Given data:
┌──

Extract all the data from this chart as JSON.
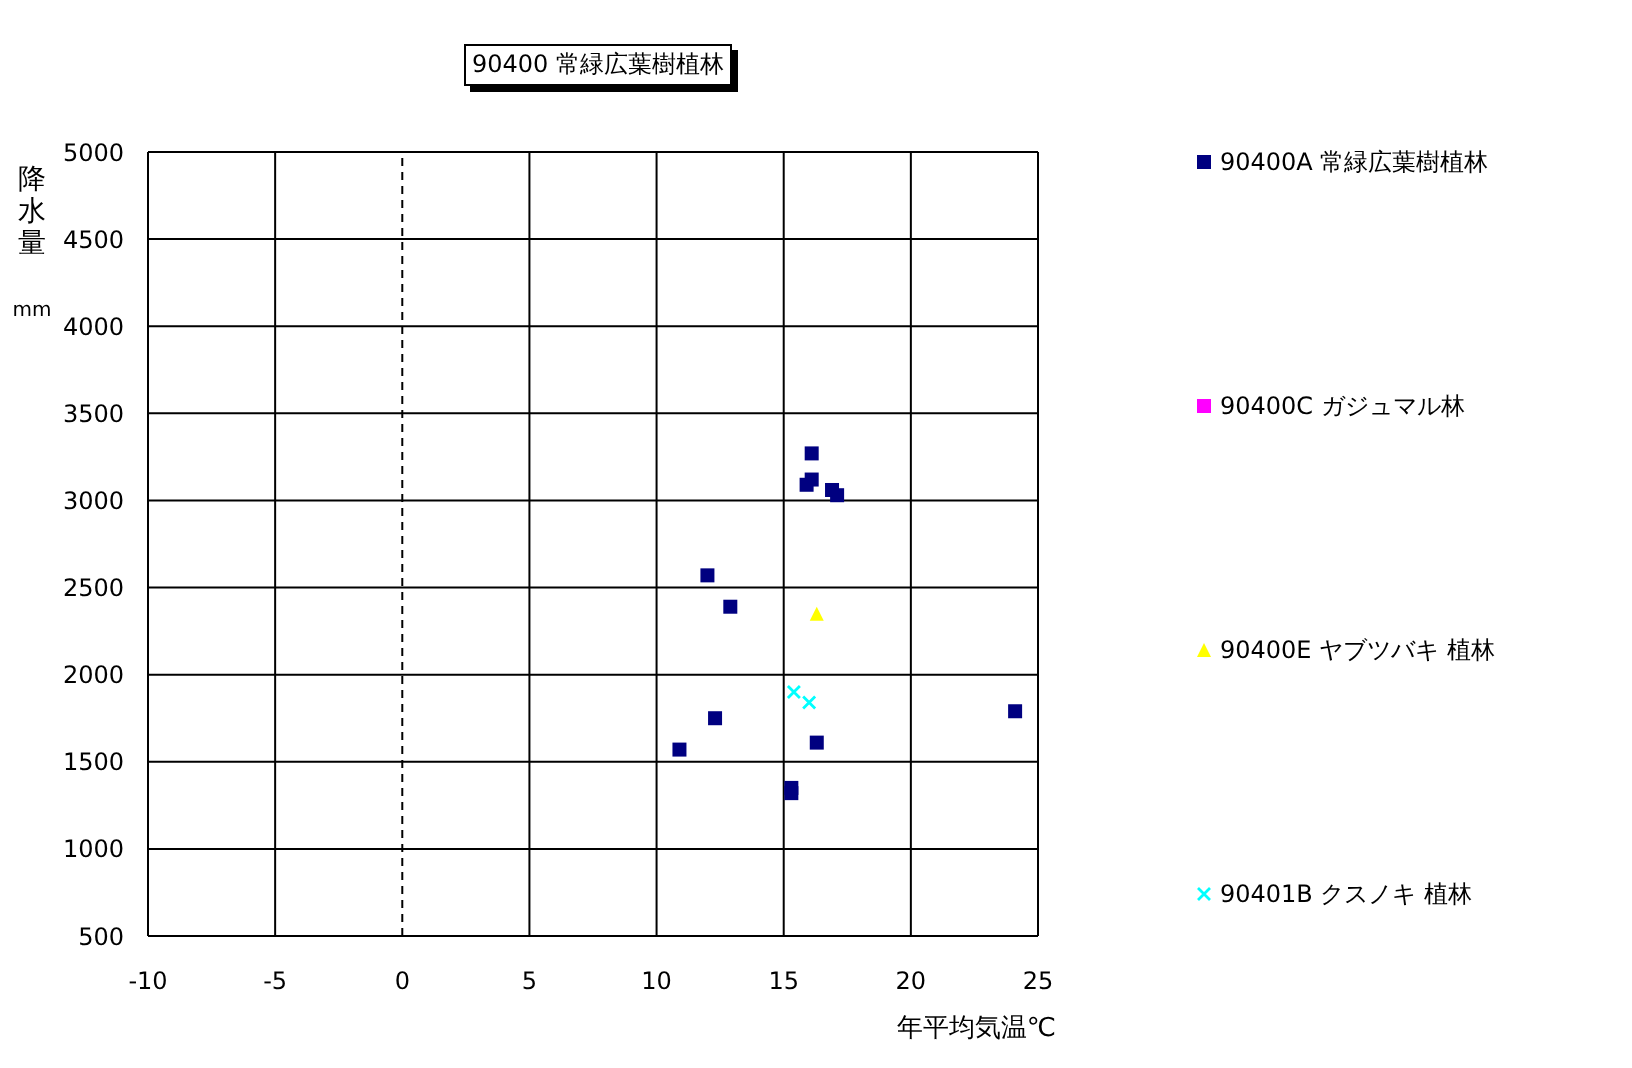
{
  "chart_data": {
    "type": "scatter",
    "title": "90400 常緑広葉樹植林",
    "xlabel": "年平均気温℃",
    "ylabel": "降水量 mm",
    "xlim": [
      -10,
      25
    ],
    "xticks": [
      -10,
      -5,
      0,
      5,
      10,
      15,
      20,
      25
    ],
    "ylim": [
      500,
      5000
    ],
    "yticks": [
      500,
      1000,
      1500,
      2000,
      2500,
      3000,
      3500,
      4000,
      4500,
      5000
    ],
    "grid": true,
    "legend": "right",
    "marker": "square",
    "ref_lines": [
      {
        "axis": "x",
        "value": 0,
        "line_style": "dashed",
        "color": "#000000"
      }
    ],
    "series": [
      {
        "name": "90400A 常緑広葉樹植林",
        "color": "#000080",
        "x": [
          16.1,
          16.1,
          15.9,
          16.9,
          17.1,
          12.0,
          12.9,
          12.3,
          10.9,
          16.3,
          15.3,
          15.3,
          24.1
        ],
        "values": [
          3270,
          3120,
          3090,
          3060,
          3030,
          2570,
          2390,
          1750,
          1570,
          1610,
          1350,
          1320,
          1790
        ]
      },
      {
        "name": "90400C ガジュマル林",
        "color": "#ff00ff"
      },
      {
        "name": "90400E ヤブツバキ 植林",
        "color": "#ffff00",
        "marker": "triangle",
        "x": [
          16.3
        ],
        "values": [
          2350
        ]
      },
      {
        "name": "90401B クスノキ 植林",
        "color": "#00ffff",
        "marker": "cross",
        "x": [
          15.4,
          16.0
        ],
        "values": [
          1900,
          1840
        ]
      }
    ]
  }
}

└──

Required task: The pictures in the entries should be left out; output everything else exactly.

Exercise answer:
Extract all the data from this chart as JSON.
{
  "chart_data": {
    "type": "scatter",
    "title": "90400 常緑広葉樹植林",
    "xlabel": "年平均気温℃",
    "ylabel": "降水量 mm",
    "xlim": [
      -10,
      25
    ],
    "xticks": [
      -10,
      -5,
      0,
      5,
      10,
      15,
      20,
      25
    ],
    "ylim": [
      500,
      5000
    ],
    "yticks": [
      500,
      1000,
      1500,
      2000,
      2500,
      3000,
      3500,
      4000,
      4500,
      5000
    ],
    "grid": true,
    "legend": "right",
    "marker": "square",
    "ref_lines": [
      {
        "axis": "x",
        "value": 0,
        "line_style": "dashed",
        "color": "#000000"
      }
    ],
    "series": [
      {
        "name": "90400A 常緑広葉樹植林",
        "color": "#000080",
        "x": [
          16.1,
          16.1,
          15.9,
          16.9,
          17.1,
          12.0,
          12.9,
          12.3,
          10.9,
          16.3,
          15.3,
          15.3,
          24.1
        ],
        "values": [
          3270,
          3120,
          3090,
          3060,
          3030,
          2570,
          2390,
          1750,
          1570,
          1610,
          1350,
          1320,
          1790
        ]
      },
      {
        "name": "90400C ガジュマル林",
        "color": "#ff00ff"
      },
      {
        "name": "90400E ヤブツバキ 植林",
        "color": "#ffff00",
        "marker": "triangle",
        "x": [
          16.3
        ],
        "values": [
          2350
        ]
      },
      {
        "name": "90401B クスノキ 植林",
        "color": "#00ffff",
        "marker": "cross",
        "x": [
          15.4,
          16.0
        ],
        "values": [
          1900,
          1840
        ]
      }
    ]
  }
}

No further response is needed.